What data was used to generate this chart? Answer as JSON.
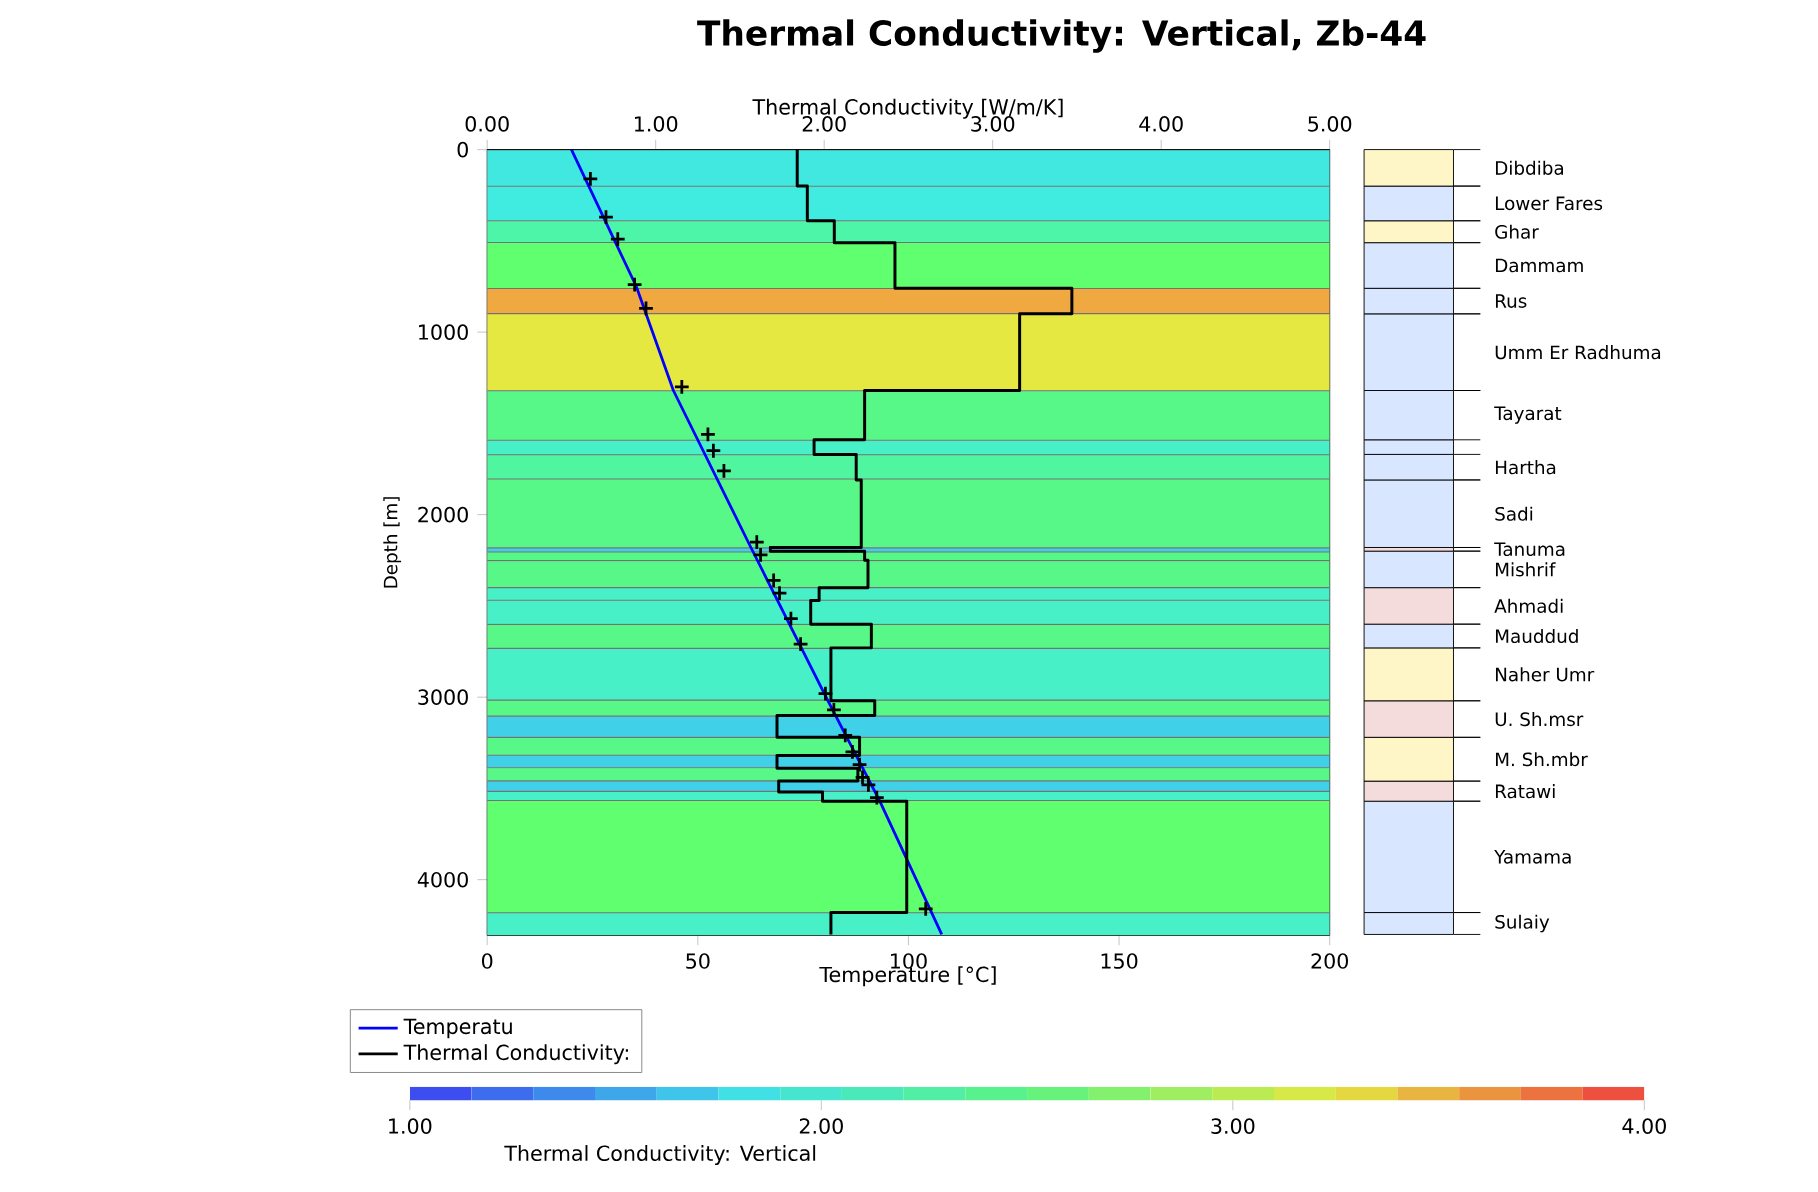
{
  "chart_data": [
    {
      "type": "line",
      "title": "Thermal Conductivity: Vertical, Zb-44",
      "xlabel": "Temperature [°C]",
      "x2label": "Thermal Conductivity [W/m/K]",
      "ylabel": "Depth [m]",
      "xlim": [
        0,
        200
      ],
      "xticks": [
        0,
        50,
        100,
        150,
        200
      ],
      "x2lim": [
        0,
        5
      ],
      "x2ticks": [
        {
          "value": 0,
          "label": "0.00"
        },
        {
          "value": 1,
          "label": "1.00"
        },
        {
          "value": 2,
          "label": "2.00"
        },
        {
          "value": 3,
          "label": "3.00"
        },
        {
          "value": 4,
          "label": "4.00"
        },
        {
          "value": 5,
          "label": "5.00"
        }
      ],
      "ylim": [
        4305,
        0
      ],
      "yticks": [
        0,
        1000,
        2000,
        3000,
        4000
      ],
      "series": [
        {
          "name": "Temperatu",
          "color": "#0000ff",
          "x": [
            20,
            35.4,
            44.2,
            62.6,
            80.9,
            93.2,
            107.9
          ],
          "values": [
            0,
            750,
            1320,
            2180,
            3020,
            3570,
            4300
          ]
        },
        {
          "name": "Thermal Conductivity:",
          "type": "step",
          "axis": "x2",
          "color": "#000000",
          "x": [
            1.84,
            1.9,
            2.06,
            2.42,
            3.47,
            3.16,
            2.24,
            1.94,
            2.19,
            2.22,
            1.68,
            2.24,
            2.26,
            1.97,
            1.92,
            2.28,
            2.04,
            2.3,
            1.72,
            2.21,
            1.72,
            2.2,
            1.73,
            1.99,
            2.49,
            2.04,
            2.04
          ],
          "values": [
            0,
            200,
            390,
            510,
            760,
            900,
            1320,
            1590,
            1670,
            1810,
            2180,
            2200,
            2250,
            2400,
            2470,
            2600,
            2730,
            3020,
            3100,
            3220,
            3320,
            3390,
            3460,
            3520,
            3570,
            4180,
            4300
          ]
        },
        {
          "type": "scatter",
          "marker": "cross",
          "color": "#000000",
          "x": [
            24.5,
            28.2,
            31.0,
            35.0,
            37.7,
            46.2,
            52.4,
            53.7,
            56.2,
            64.0,
            64.9,
            68.0,
            69.4,
            72.1,
            74.4,
            80.3,
            82.3,
            85.0,
            86.7,
            88.4,
            89.1,
            90.5,
            92.5,
            104.1
          ],
          "values": [
            160,
            370,
            490,
            740,
            870,
            1300,
            1560,
            1650,
            1760,
            2150,
            2220,
            2360,
            2430,
            2570,
            2710,
            2980,
            3070,
            3210,
            3300,
            3370,
            3440,
            3480,
            3550,
            4160
          ]
        }
      ],
      "bands": [
        {
          "axis": "y",
          "from": 0,
          "to": 201,
          "color": "#40e8e0"
        },
        {
          "axis": "y",
          "from": 201,
          "to": 390,
          "color": "#40ece0"
        },
        {
          "axis": "y",
          "from": 390,
          "to": 509,
          "color": "#4cf5a8"
        },
        {
          "axis": "y",
          "from": 509,
          "to": 761,
          "color": "#60ff70"
        },
        {
          "axis": "y",
          "from": 761,
          "to": 899,
          "color": "#f0a840"
        },
        {
          "axis": "y",
          "from": 899,
          "to": 1321,
          "color": "#e4e840"
        },
        {
          "axis": "y",
          "from": 1321,
          "to": 1592,
          "color": "#58f888"
        },
        {
          "axis": "y",
          "from": 1592,
          "to": 1673,
          "color": "#48f0c8"
        },
        {
          "axis": "y",
          "from": 1673,
          "to": 1805,
          "color": "#50f5a0"
        },
        {
          "axis": "y",
          "from": 1805,
          "to": 2182,
          "color": "#58f888"
        },
        {
          "axis": "y",
          "from": 2182,
          "to": 2205,
          "color": "#40d0e8"
        },
        {
          "axis": "y",
          "from": 2205,
          "to": 2252,
          "color": "#58f888"
        },
        {
          "axis": "y",
          "from": 2252,
          "to": 2400,
          "color": "#58f888"
        },
        {
          "axis": "y",
          "from": 2400,
          "to": 2469,
          "color": "#48f0c8"
        },
        {
          "axis": "y",
          "from": 2469,
          "to": 2601,
          "color": "#48f0c8"
        },
        {
          "axis": "y",
          "from": 2601,
          "to": 2733,
          "color": "#58f888"
        },
        {
          "axis": "y",
          "from": 2733,
          "to": 3016,
          "color": "#48f0c8"
        },
        {
          "axis": "y",
          "from": 3016,
          "to": 3104,
          "color": "#58f888"
        },
        {
          "axis": "y",
          "from": 3104,
          "to": 3220,
          "color": "#40d0e8"
        },
        {
          "axis": "y",
          "from": 3220,
          "to": 3318,
          "color": "#58f888"
        },
        {
          "axis": "y",
          "from": 3318,
          "to": 3387,
          "color": "#40d0e8"
        },
        {
          "axis": "y",
          "from": 3387,
          "to": 3459,
          "color": "#58f888"
        },
        {
          "axis": "y",
          "from": 3459,
          "to": 3516,
          "color": "#40d0e8"
        },
        {
          "axis": "y",
          "from": 3516,
          "to": 3566,
          "color": "#48f0c8"
        },
        {
          "axis": "y",
          "from": 3566,
          "to": 4182,
          "color": "#60ff70"
        },
        {
          "axis": "y",
          "from": 4182,
          "to": 4305,
          "color": "#48f0c8"
        }
      ],
      "clabel": "Thermal Conductivity: Vertical",
      "clim": [
        1,
        4
      ],
      "cticks": [
        {
          "value": 1,
          "label": "1.00"
        },
        {
          "value": 2,
          "label": "2.00"
        },
        {
          "value": 3,
          "label": "3.00"
        },
        {
          "value": 4,
          "label": "4.00"
        }
      ],
      "legend": "bottom"
    },
    {
      "type": "bar",
      "stacked": true,
      "legend": "right",
      "ylim": [
        4305,
        0
      ],
      "tick_labels": false,
      "categories": [
        null
      ],
      "series": [
        {
          "name": "Dibdiba",
          "color": "#fff6c8",
          "values": [
            200
          ]
        },
        {
          "name": "Lower Fares",
          "color": "#d8e6ff",
          "values": [
            190
          ]
        },
        {
          "name": "Ghar",
          "color": "#fff6c8",
          "values": [
            120
          ]
        },
        {
          "name": "Dammam",
          "color": "#d8e6ff",
          "values": [
            250
          ]
        },
        {
          "name": "Rus",
          "color": "#d8e6ff",
          "values": [
            140
          ]
        },
        {
          "name": "Umm Er Radhuma",
          "color": "#d8e6ff",
          "values": [
            420
          ]
        },
        {
          "name": "Tayarat",
          "color": "#d8e6ff",
          "values": [
            270
          ]
        },
        {
          "color": "#d8e6ff",
          "values": [
            80
          ]
        },
        {
          "name": "Hartha",
          "color": "#d8e6ff",
          "values": [
            140
          ]
        },
        {
          "name": "Sadi",
          "color": "#d8e6ff",
          "values": [
            370
          ]
        },
        {
          "name": "Tanuma",
          "color": "#f4dcdc",
          "values": [
            20
          ]
        },
        {
          "name": "Mishrif",
          "color": "#d8e6ff",
          "values": [
            200
          ]
        },
        {
          "name": "Ahmadi",
          "color": "#f4dcdc",
          "values": [
            200
          ]
        },
        {
          "name": "Mauddud",
          "color": "#d8e6ff",
          "values": [
            130
          ]
        },
        {
          "name": "Naher Umr",
          "color": "#fff6c8",
          "values": [
            290
          ]
        },
        {
          "name": "U. Sh.msr",
          "color": "#f4dcdc",
          "values": [
            200
          ]
        },
        {
          "name": "M. Sh.mbr",
          "color": "#fff6c8",
          "values": [
            240
          ]
        },
        {
          "name": "Ratawi",
          "color": "#f4dcdc",
          "values": [
            110
          ]
        },
        {
          "name": "Yamama",
          "color": "#d8e6ff",
          "values": [
            610
          ]
        },
        {
          "name": "Sulaiy",
          "color": "#d8e6ff",
          "values": [
            120
          ]
        }
      ]
    }
  ]
}
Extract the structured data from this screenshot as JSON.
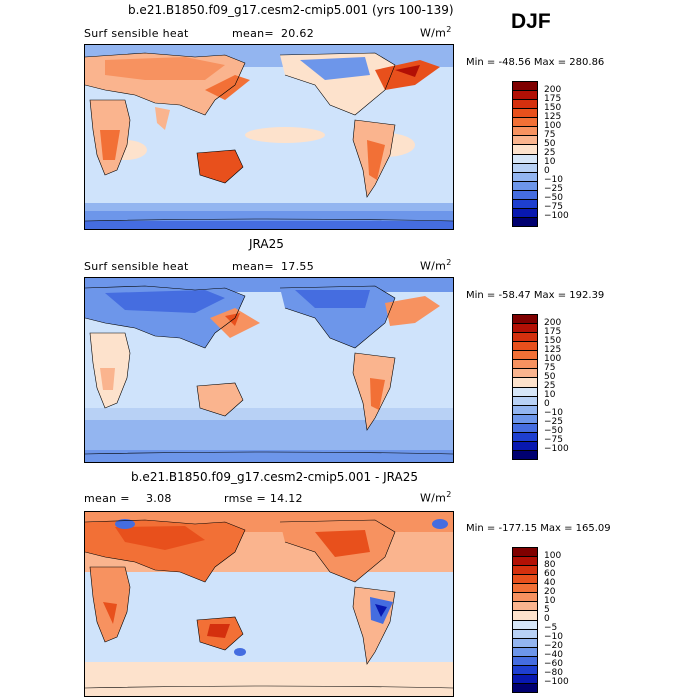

■ ■ ■ ■ ■ ■ ■

▶ Directions
All lines of the data above that include the word "Conductivity" must be shown.

▶ Expected output
      "title": "Thermal Conductivity: Vertical, Zb-44",
      "x2label": "Thermal Conductivity [W/m/K]",
          "name": "Thermal Conductivity:",
      "clabel": "Thermal Conductivity: Vertical",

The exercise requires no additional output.